Structured figure records:
— Begin —

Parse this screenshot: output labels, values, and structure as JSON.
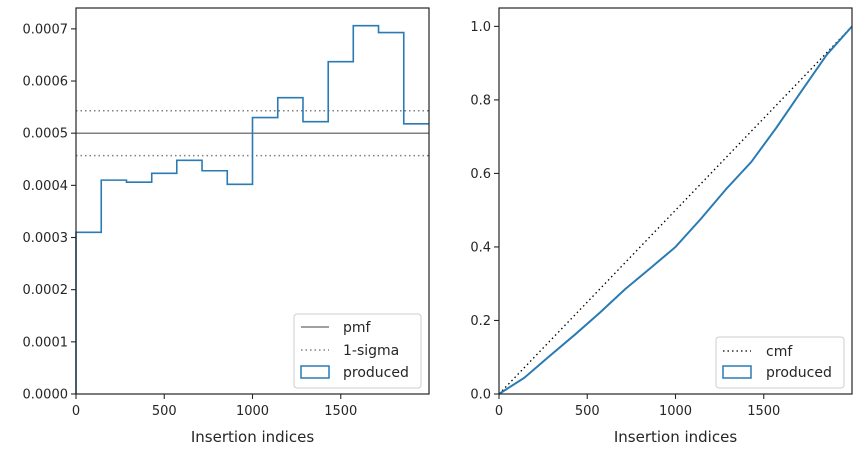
{
  "chart_data": [
    {
      "type": "histogram-step",
      "xlabel": "Insertion indices",
      "ylabel": "",
      "xlim": [
        0,
        2000
      ],
      "ylim": [
        0,
        0.00074
      ],
      "xticks": [
        0,
        500,
        1000,
        1500
      ],
      "xtick_labels": [
        "0",
        "500",
        "1000",
        "1500"
      ],
      "yticks": [
        0,
        0.0001,
        0.0002,
        0.0003,
        0.0004,
        0.0005,
        0.0006,
        0.0007
      ],
      "ytick_labels": [
        "0.0000",
        "0.0001",
        "0.0002",
        "0.0003",
        "0.0004",
        "0.0005",
        "0.0006",
        "0.0007"
      ],
      "bin_edges": [
        0,
        143,
        286,
        429,
        571,
        714,
        857,
        1000,
        1143,
        1286,
        1429,
        1571,
        1714,
        1857,
        2000
      ],
      "series": [
        {
          "name": "produced",
          "values": [
            0.00031,
            0.00041,
            0.000406,
            0.000423,
            0.000448,
            0.000428,
            0.000402,
            0.00053,
            0.000568,
            0.000522,
            0.000637,
            0.000706,
            0.000693,
            0.000518
          ]
        }
      ],
      "reference_lines": [
        {
          "name": "pmf",
          "value": 0.0005,
          "style": "solid"
        },
        {
          "name": "1-sigma",
          "values": [
            0.000543,
            0.000457
          ],
          "style": "dotted"
        }
      ],
      "legend": {
        "position": "lower-right",
        "entries": [
          "pmf",
          "1-sigma",
          "produced"
        ]
      },
      "grid": false
    },
    {
      "type": "line",
      "xlabel": "Insertion indices",
      "ylabel": "",
      "xlim": [
        0,
        2000
      ],
      "ylim": [
        0,
        1.05
      ],
      "xticks": [
        0,
        500,
        1000,
        1500
      ],
      "xtick_labels": [
        "0",
        "500",
        "1000",
        "1500"
      ],
      "yticks": [
        0,
        0.2,
        0.4,
        0.6,
        0.8,
        1.0
      ],
      "ytick_labels": [
        "0.0",
        "0.2",
        "0.4",
        "0.6",
        "0.8",
        "1.0"
      ],
      "series": [
        {
          "name": "cmf",
          "style": "dotted",
          "x": [
            0,
            2000
          ],
          "y": [
            0,
            1.0
          ]
        },
        {
          "name": "produced",
          "style": "solid",
          "x": [
            0,
            143,
            286,
            429,
            571,
            714,
            857,
            1000,
            1143,
            1286,
            1429,
            1571,
            1714,
            1857,
            2000
          ],
          "y": [
            0,
            0.044,
            0.103,
            0.161,
            0.221,
            0.285,
            0.342,
            0.4,
            0.476,
            0.557,
            0.631,
            0.724,
            0.824,
            0.923,
            1.0
          ]
        }
      ],
      "legend": {
        "position": "lower-right",
        "entries": [
          "cmf",
          "produced"
        ]
      },
      "grid": false
    }
  ],
  "colors": {
    "produced": "#2a7bb4",
    "reference": "#808080",
    "cmf": "#000000",
    "axes": "#262626"
  }
}
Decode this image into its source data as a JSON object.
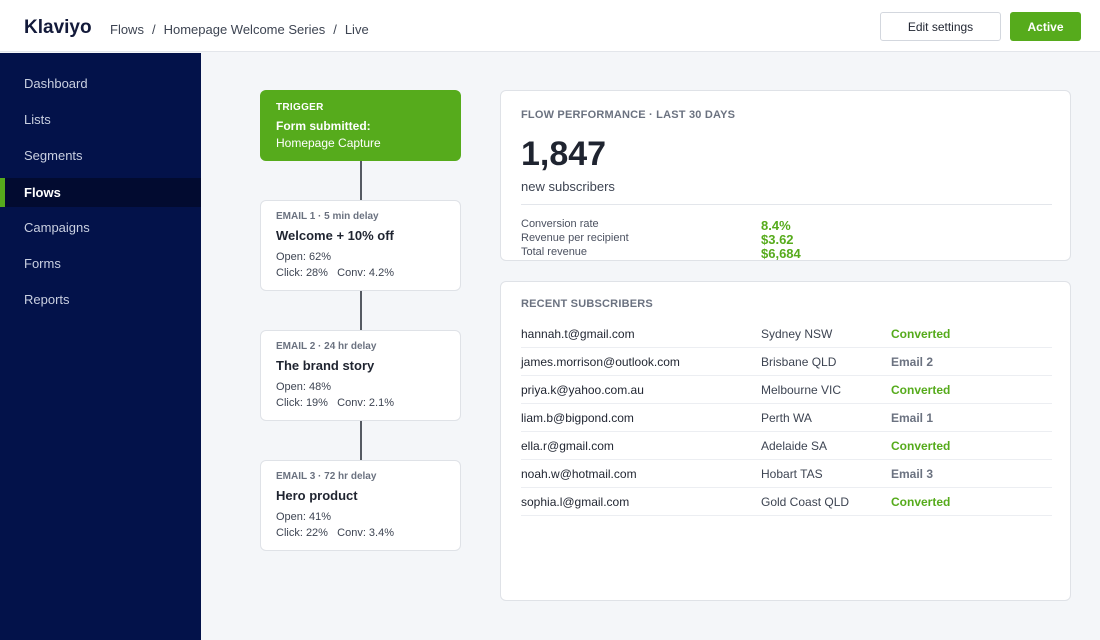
{
  "app": {
    "name": "Klaviyo"
  },
  "breadcrumb": [
    "Flows",
    "Homepage Welcome Series",
    "Live"
  ],
  "header": {
    "edit_label": "Edit settings",
    "status_label": "Active"
  },
  "sidebar": {
    "items": [
      {
        "label": "Dashboard",
        "active": false
      },
      {
        "label": "Lists",
        "active": false
      },
      {
        "label": "Segments",
        "active": false
      },
      {
        "label": "Flows",
        "active": true
      },
      {
        "label": "Campaigns",
        "active": false
      },
      {
        "label": "Forms",
        "active": false
      },
      {
        "label": "Reports",
        "active": false
      }
    ]
  },
  "flow": {
    "trigger": {
      "label": "TRIGGER",
      "title": "Form submitted:",
      "subtitle": "Homepage Capture"
    },
    "emails": [
      {
        "header": "EMAIL 1 · 5 min delay",
        "title": "Welcome + 10% off",
        "open": "Open: 62%",
        "click": "Click: 28%",
        "conv": "Conv: 4.2%"
      },
      {
        "header": "EMAIL 2 · 24 hr delay",
        "title": "The brand story",
        "open": "Open: 48%",
        "click": "Click: 19%",
        "conv": "Conv: 2.1%"
      },
      {
        "header": "EMAIL 3 · 72 hr delay",
        "title": "Hero product",
        "open": "Open: 41%",
        "click": "Click: 22%",
        "conv": "Conv: 3.4%"
      }
    ]
  },
  "performance": {
    "title": "FLOW PERFORMANCE · LAST 30 DAYS",
    "big_number": "1,847",
    "big_label": "new subscribers",
    "metrics": [
      {
        "label": "Conversion rate",
        "value": "8.4%"
      },
      {
        "label": "Revenue per recipient",
        "value": "$3.62"
      },
      {
        "label": "Total revenue",
        "value": "$6,684"
      }
    ]
  },
  "recent": {
    "title": "RECENT SUBSCRIBERS",
    "rows": [
      {
        "email": "hannah.t@gmail.com",
        "location": "Sydney NSW",
        "status": "Converted"
      },
      {
        "email": "james.morrison@outlook.com",
        "location": "Brisbane QLD",
        "status": "Email 2"
      },
      {
        "email": "priya.k@yahoo.com.au",
        "location": "Melbourne VIC",
        "status": "Converted"
      },
      {
        "email": "liam.b@bigpond.com",
        "location": "Perth WA",
        "status": "Email 1"
      },
      {
        "email": "ella.r@gmail.com",
        "location": "Adelaide SA",
        "status": "Converted"
      },
      {
        "email": "noah.w@hotmail.com",
        "location": "Hobart TAS",
        "status": "Email 3"
      },
      {
        "email": "sophia.l@gmail.com",
        "location": "Gold Coast QLD",
        "status": "Converted"
      }
    ]
  },
  "colors": {
    "brand_green": "#56ab1c",
    "sidebar_bg": "#03124a",
    "muted_status": "#6b7280"
  }
}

— End —

§ YOUR TASK
Lines containing the word "this" must all be returned from the material above.

§ CORRECT RESULT
Parse this screenshot: output labels, values, and structure as JSON.
Decode this image into its source data as a JSON object.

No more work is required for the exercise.